Set task
Collect each line of the entries that holds the string "include".

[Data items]
## Start

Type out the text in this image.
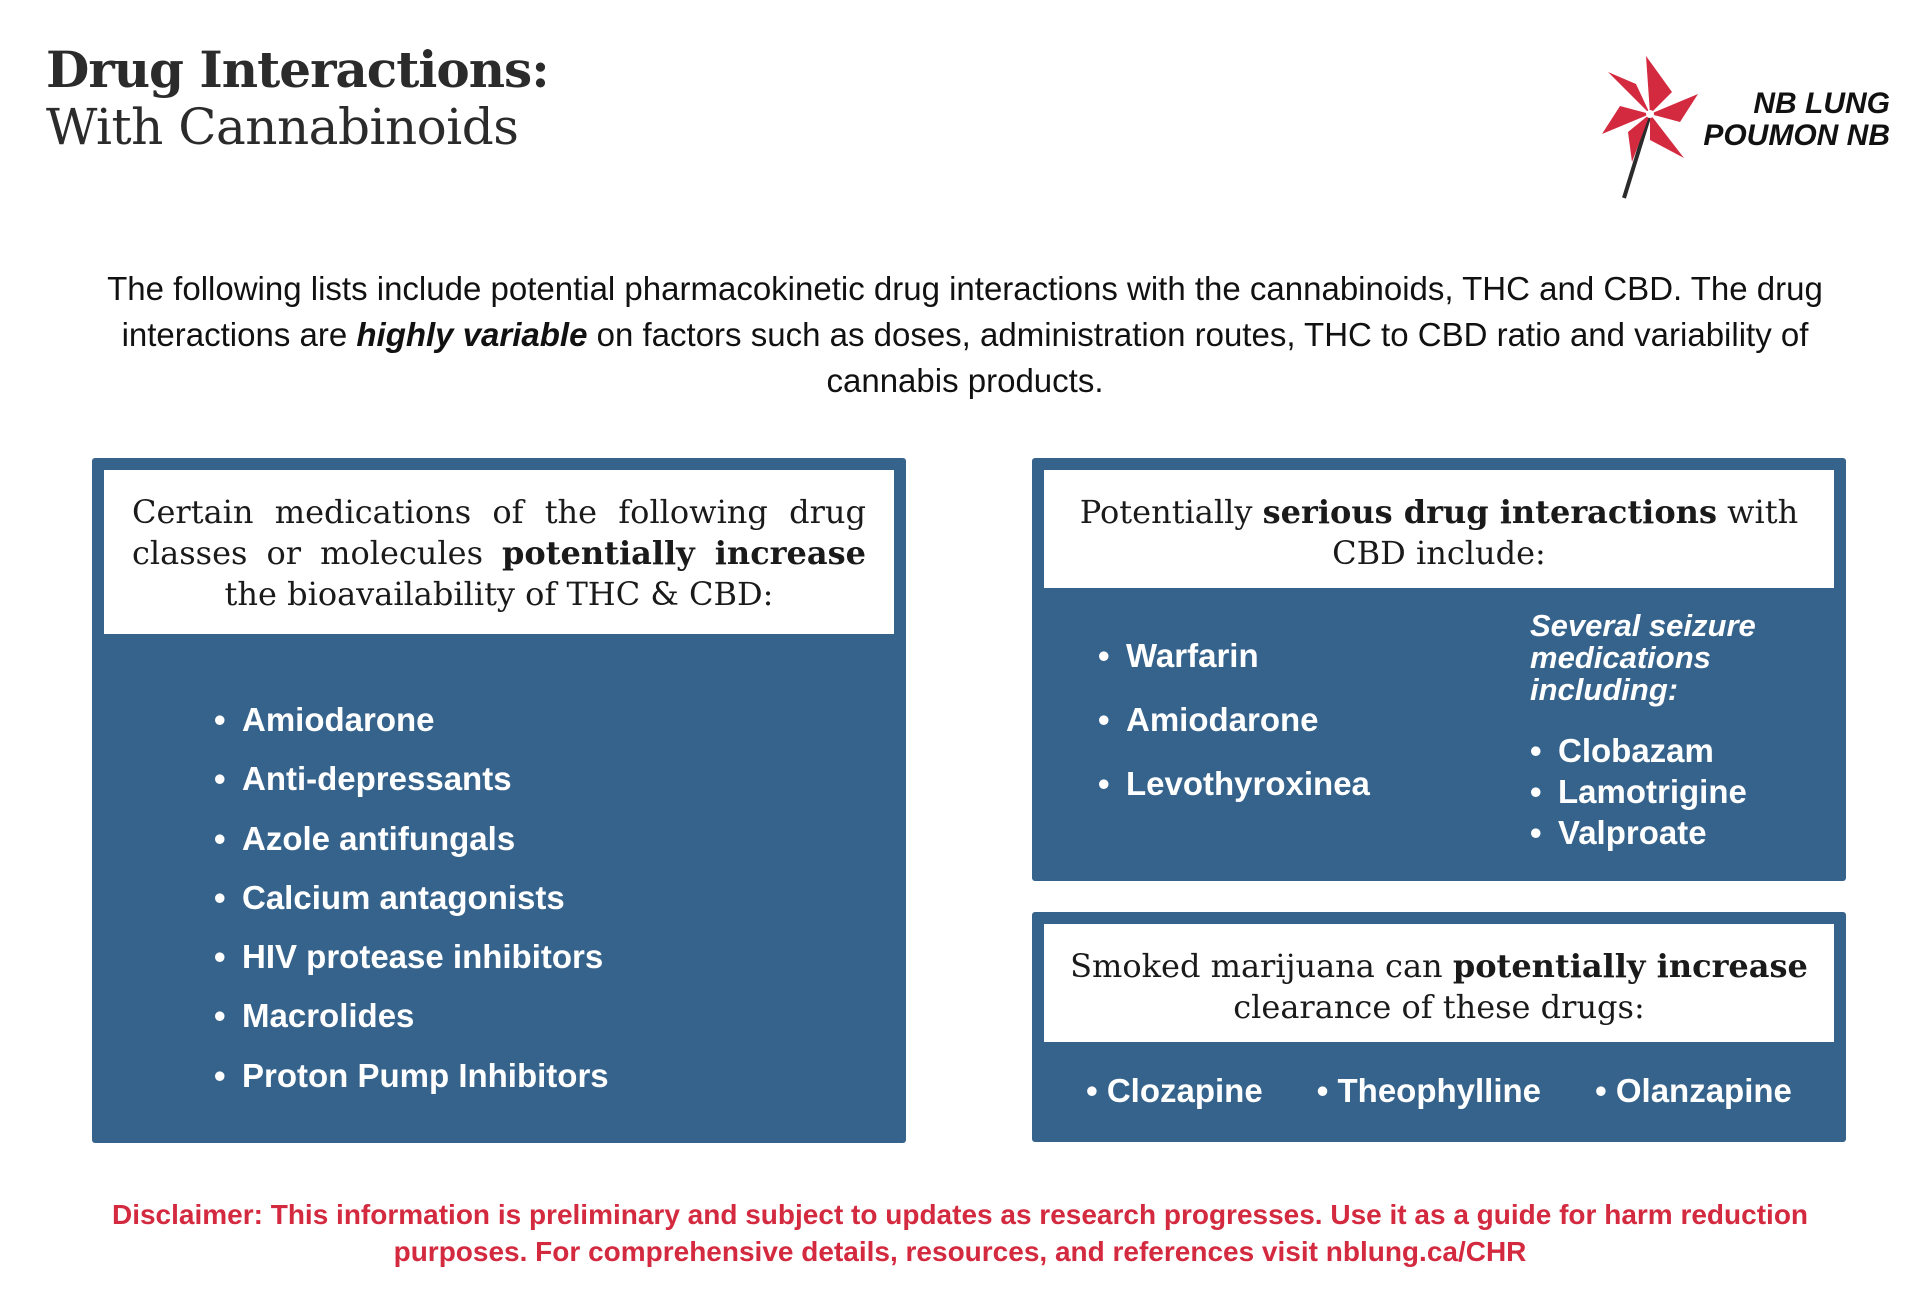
Drug Interactions:
With Cannabinoids	NB LUNG
POUMON NB
The following lists include potential pharmacokinetic drug interactions with the cannabinoids, THC and CBD. The drug interactions are highly variable on factors such as doses, administration routes, THC to CBD ratio and variability of cannabis products.
Certain medications of the following drug classes or molecules potentially increase the bioavailability of THC & CBD:
• Amiodarone
• Anti-depressants
• Azole antifungals
• Calcium antagonists
• HIV protease inhibitors
• Macrolides
• Proton Pump Inhibitors
Potentially serious drug interactions with CBD include:
• Warfarin
• Amiodarone
• Levothyroxinea
Several seizure medications including:
• Clobazam
• Lamotrigine
• Valproate
Smoked marijuana can potentially increase clearance of these drugs:
• Clozapine	• Theophylline	• Olanzapine
Disclaimer: This information is preliminary and subject to updates as research progresses. Use it as a guide for harm reduction purposes. For comprehensive details, resources, and references visit nblung.ca/CHR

## End

Full output
The following lists include potential pharmacokinetic drug interactions with the cannabinoids, THC and CBD. The drug interactions are highly variable on factors such as doses, administration routes, THC to CBD ratio and variability of cannabis products.
Potentially serious drug interactions with CBD include:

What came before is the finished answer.